→ Your instructions
Each entry below is to be given again word for word, with no pictures.

→ Exercise data
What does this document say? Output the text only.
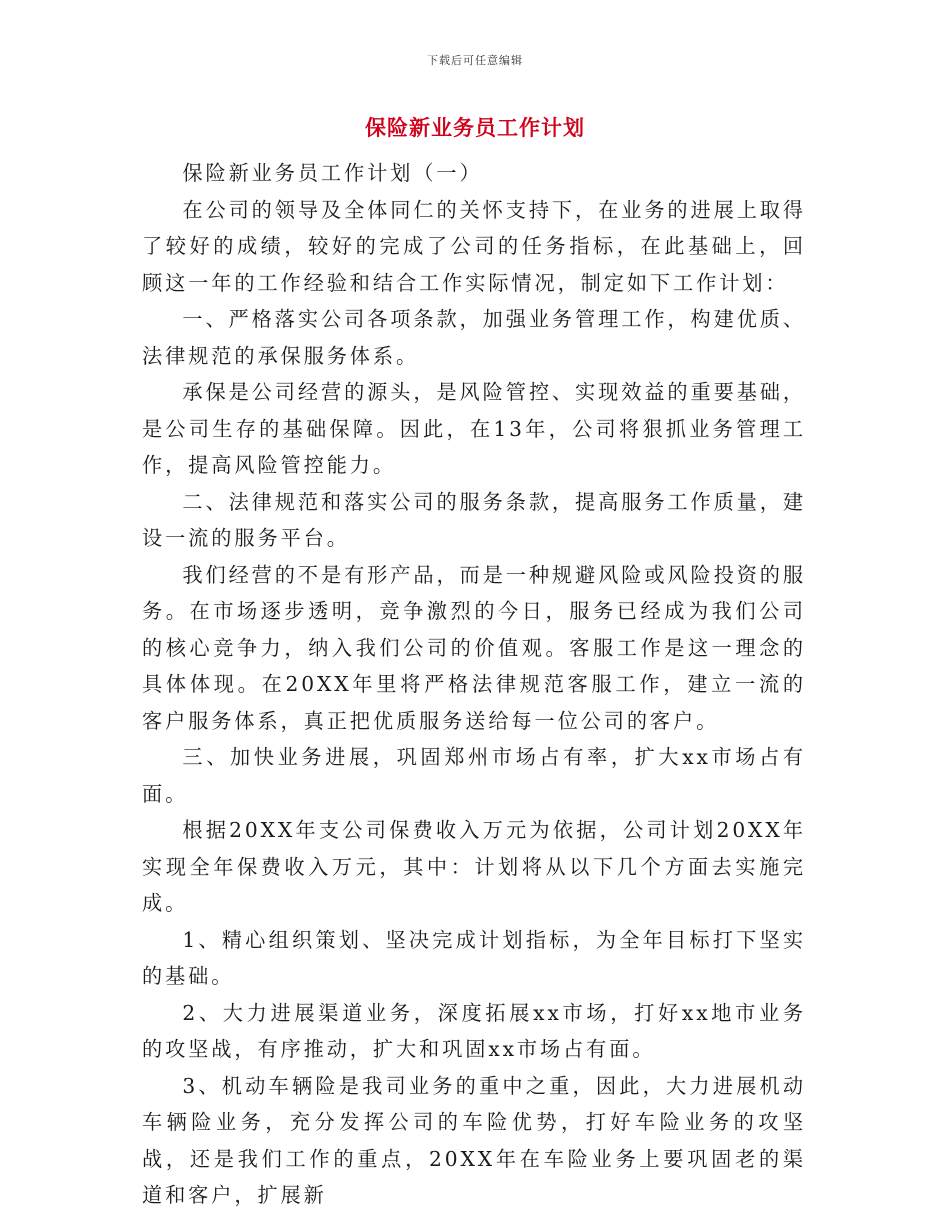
下载后可任意编辑
保险新业务员工作计划

保险新业务员工作计划（一）

在公司的领导及全体同仁的关怀支持下，在业务的进展上取得了较好的成绩，较好的完成了公司的任务指标，在此基础上，回顾这一年的工作经验和结合工作实际情况，制定如下工作计划：

一、严格落实公司各项条款，加强业务管理工作，构建优质、法律规范的承保服务体系。

承保是公司经营的源头，是风险管控、实现效益的重要基础，是公司生存的基础保障。因此，在13年，公司将狠抓业务管理工作，提高风险管控能力。

二、法律规范和落实公司的服务条款，提高服务工作质量，建设一流的服务平台。

我们经营的不是有形产品，而是一种规避风险或风险投资的服务。在市场逐步透明，竞争激烈的今日，服务已经成为我们公司的核心竞争力，纳入我们公司的价值观。客服工作是这一理念的具体体现。在20XX年里将严格法律规范客服工作，建立一流的客户服务体系，真正把优质服务送给每一位公司的客户。

三、加快业务进展，巩固郑州市场占有率，扩大xx市场占有面。

根据20XX年支公司保费收入万元为依据，公司计划20XX年实现全年保费收入万元，其中：计划将从以下几个方面去实施完成。

1、精心组织策划、坚决完成计划指标，为全年目标打下坚实的基础。

2、大力进展渠道业务，深度拓展xx市场，打好xx地市业务的攻坚战，有序推动，扩大和巩固xx市场占有面。

3、机动车辆险是我司业务的重中之重，因此，大力进展机动车辆险业务，充分发挥公司的车险优势，打好车险业务的攻坚战，还是我们工作的重点，20XX年在车险业务上要巩固老的渠道和客户，扩展新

→ Task result
What does this document say? Output the text only.
下载后可任意编辑
保险新业务员工作计划

保险新业务员工作计划（一）

在公司的领导及全体同仁的关怀支持下，在业务的进展上取得了较好的成绩，较好的完成了公司的任务指标，在此基础上，回顾这一年的工作经验和结合工作实际情况，制定如下工作计划：

一、严格落实公司各项条款，加强业务管理工作，构建优质、法律规范的承保服务体系。

承保是公司经营的源头，是风险管控、实现效益的重要基础，是公司生存的基础保障。因此，在13年，公司将狠抓业务管理工作，提高风险管控能力。

二、法律规范和落实公司的服务条款，提高服务工作质量，建设一流的服务平台。

我们经营的不是有形产品，而是一种规避风险或风险投资的服务。在市场逐步透明，竞争激烈的今日，服务已经成为我们公司的核心竞争力，纳入我们公司的价值观。客服工作是这一理念的具体体现。在20XX年里将严格法律规范客服工作，建立一流的客户服务体系，真正把优质服务送给每一位公司的客户。

三、加快业务进展，巩固郑州市场占有率，扩大xx市场占有面。

根据20XX年支公司保费收入万元为依据，公司计划20XX年实现全年保费收入万元，其中：计划将从以下几个方面去实施完成。

1、精心组织策划、坚决完成计划指标，为全年目标打下坚实的基础。

2、大力进展渠道业务，深度拓展xx市场，打好xx地市业务的攻坚战，有序推动，扩大和巩固xx市场占有面。

3、机动车辆险是我司业务的重中之重，因此，大力进展机动车辆险业务，充分发挥公司的车险优势，打好车险业务的攻坚战，还是我们工作的重点，20XX年在车险业务上要巩固老的渠道和客户，扩展新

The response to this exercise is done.